[Figure record listings]

_____

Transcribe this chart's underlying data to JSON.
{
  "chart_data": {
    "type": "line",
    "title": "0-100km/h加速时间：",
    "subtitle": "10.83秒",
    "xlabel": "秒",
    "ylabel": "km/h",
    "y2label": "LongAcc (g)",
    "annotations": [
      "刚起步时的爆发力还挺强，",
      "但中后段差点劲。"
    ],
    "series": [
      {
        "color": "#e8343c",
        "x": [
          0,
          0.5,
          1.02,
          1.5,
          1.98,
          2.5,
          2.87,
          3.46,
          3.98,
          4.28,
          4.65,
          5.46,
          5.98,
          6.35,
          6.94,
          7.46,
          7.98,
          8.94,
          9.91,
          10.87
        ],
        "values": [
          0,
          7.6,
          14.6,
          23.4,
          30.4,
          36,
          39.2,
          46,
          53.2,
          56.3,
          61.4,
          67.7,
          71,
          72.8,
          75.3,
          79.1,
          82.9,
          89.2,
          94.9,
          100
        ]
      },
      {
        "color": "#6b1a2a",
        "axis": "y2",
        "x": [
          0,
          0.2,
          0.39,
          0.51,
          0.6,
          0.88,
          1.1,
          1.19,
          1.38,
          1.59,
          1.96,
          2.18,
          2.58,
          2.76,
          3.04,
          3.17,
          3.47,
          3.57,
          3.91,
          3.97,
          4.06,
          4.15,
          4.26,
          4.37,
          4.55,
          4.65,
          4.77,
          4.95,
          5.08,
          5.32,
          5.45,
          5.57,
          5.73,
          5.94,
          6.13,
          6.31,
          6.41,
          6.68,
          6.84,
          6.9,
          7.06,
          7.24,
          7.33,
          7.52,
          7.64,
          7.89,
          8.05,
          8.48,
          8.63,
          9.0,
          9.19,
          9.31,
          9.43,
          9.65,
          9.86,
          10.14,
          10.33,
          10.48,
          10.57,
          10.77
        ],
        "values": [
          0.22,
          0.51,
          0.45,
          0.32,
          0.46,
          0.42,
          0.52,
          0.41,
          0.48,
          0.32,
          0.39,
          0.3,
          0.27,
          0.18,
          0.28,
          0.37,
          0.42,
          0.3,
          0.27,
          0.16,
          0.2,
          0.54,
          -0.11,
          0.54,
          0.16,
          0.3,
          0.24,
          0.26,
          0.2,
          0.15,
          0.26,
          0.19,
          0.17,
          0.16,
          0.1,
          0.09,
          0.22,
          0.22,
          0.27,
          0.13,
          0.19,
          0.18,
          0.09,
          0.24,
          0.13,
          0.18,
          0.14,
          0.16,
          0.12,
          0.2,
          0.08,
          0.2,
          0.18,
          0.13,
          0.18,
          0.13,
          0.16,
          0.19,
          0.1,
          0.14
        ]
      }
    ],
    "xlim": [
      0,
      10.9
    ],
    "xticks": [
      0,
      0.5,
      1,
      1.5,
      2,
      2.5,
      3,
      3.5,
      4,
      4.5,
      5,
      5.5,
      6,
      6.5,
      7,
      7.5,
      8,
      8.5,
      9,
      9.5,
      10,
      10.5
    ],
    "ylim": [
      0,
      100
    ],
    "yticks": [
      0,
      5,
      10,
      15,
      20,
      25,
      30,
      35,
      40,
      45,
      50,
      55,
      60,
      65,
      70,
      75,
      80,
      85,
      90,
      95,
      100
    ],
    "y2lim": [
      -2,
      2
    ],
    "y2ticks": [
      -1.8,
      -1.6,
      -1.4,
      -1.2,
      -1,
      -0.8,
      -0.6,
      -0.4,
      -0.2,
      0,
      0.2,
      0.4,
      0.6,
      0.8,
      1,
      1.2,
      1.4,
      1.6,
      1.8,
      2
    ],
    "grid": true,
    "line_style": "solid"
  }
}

_____

● **Challenge**
Your task is to give the records above again, exactly.

● **Exercise output**
Transcribe this chart's underlying data to JSON.
{
  "chart_data": {
    "type": "line",
    "title": "0-100km/h加速时间：",
    "subtitle": "10.83秒",
    "xlabel": "秒",
    "ylabel": "km/h",
    "y2label": "LongAcc (g)",
    "annotations": [
      "刚起步时的爆发力还挺强，",
      "但中后段差点劲。"
    ],
    "series": [
      {
        "color": "#e8343c",
        "x": [
          0,
          0.5,
          1.02,
          1.5,
          1.98,
          2.5,
          2.87,
          3.46,
          3.98,
          4.28,
          4.65,
          5.46,
          5.98,
          6.35,
          6.94,
          7.46,
          7.98,
          8.94,
          9.91,
          10.87
        ],
        "values": [
          0,
          7.6,
          14.6,
          23.4,
          30.4,
          36,
          39.2,
          46,
          53.2,
          56.3,
          61.4,
          67.7,
          71,
          72.8,
          75.3,
          79.1,
          82.9,
          89.2,
          94.9,
          100
        ]
      },
      {
        "color": "#6b1a2a",
        "axis": "y2",
        "x": [
          0,
          0.2,
          0.39,
          0.51,
          0.6,
          0.88,
          1.1,
          1.19,
          1.38,
          1.59,
          1.96,
          2.18,
          2.58,
          2.76,
          3.04,
          3.17,
          3.47,
          3.57,
          3.91,
          3.97,
          4.06,
          4.15,
          4.26,
          4.37,
          4.55,
          4.65,
          4.77,
          4.95,
          5.08,
          5.32,
          5.45,
          5.57,
          5.73,
          5.94,
          6.13,
          6.31,
          6.41,
          6.68,
          6.84,
          6.9,
          7.06,
          7.24,
          7.33,
          7.52,
          7.64,
          7.89,
          8.05,
          8.48,
          8.63,
          9.0,
          9.19,
          9.31,
          9.43,
          9.65,
          9.86,
          10.14,
          10.33,
          10.48,
          10.57,
          10.77
        ],
        "values": [
          0.22,
          0.51,
          0.45,
          0.32,
          0.46,
          0.42,
          0.52,
          0.41,
          0.48,
          0.32,
          0.39,
          0.3,
          0.27,
          0.18,
          0.28,
          0.37,
          0.42,
          0.3,
          0.27,
          0.16,
          0.2,
          0.54,
          -0.11,
          0.54,
          0.16,
          0.3,
          0.24,
          0.26,
          0.2,
          0.15,
          0.26,
          0.19,
          0.17,
          0.16,
          0.1,
          0.09,
          0.22,
          0.22,
          0.27,
          0.13,
          0.19,
          0.18,
          0.09,
          0.24,
          0.13,
          0.18,
          0.14,
          0.16,
          0.12,
          0.2,
          0.08,
          0.2,
          0.18,
          0.13,
          0.18,
          0.13,
          0.16,
          0.19,
          0.1,
          0.14
        ]
      }
    ],
    "xlim": [
      0,
      10.9
    ],
    "xticks": [
      0,
      0.5,
      1,
      1.5,
      2,
      2.5,
      3,
      3.5,
      4,
      4.5,
      5,
      5.5,
      6,
      6.5,
      7,
      7.5,
      8,
      8.5,
      9,
      9.5,
      10,
      10.5
    ],
    "ylim": [
      0,
      100
    ],
    "yticks": [
      0,
      5,
      10,
      15,
      20,
      25,
      30,
      35,
      40,
      45,
      50,
      55,
      60,
      65,
      70,
      75,
      80,
      85,
      90,
      95,
      100
    ],
    "y2lim": [
      -2,
      2
    ],
    "y2ticks": [
      -1.8,
      -1.6,
      -1.4,
      -1.2,
      -1,
      -0.8,
      -0.6,
      -0.4,
      -0.2,
      0,
      0.2,
      0.4,
      0.6,
      0.8,
      1,
      1.2,
      1.4,
      1.6,
      1.8,
      2
    ],
    "grid": true,
    "line_style": "solid"
  }
}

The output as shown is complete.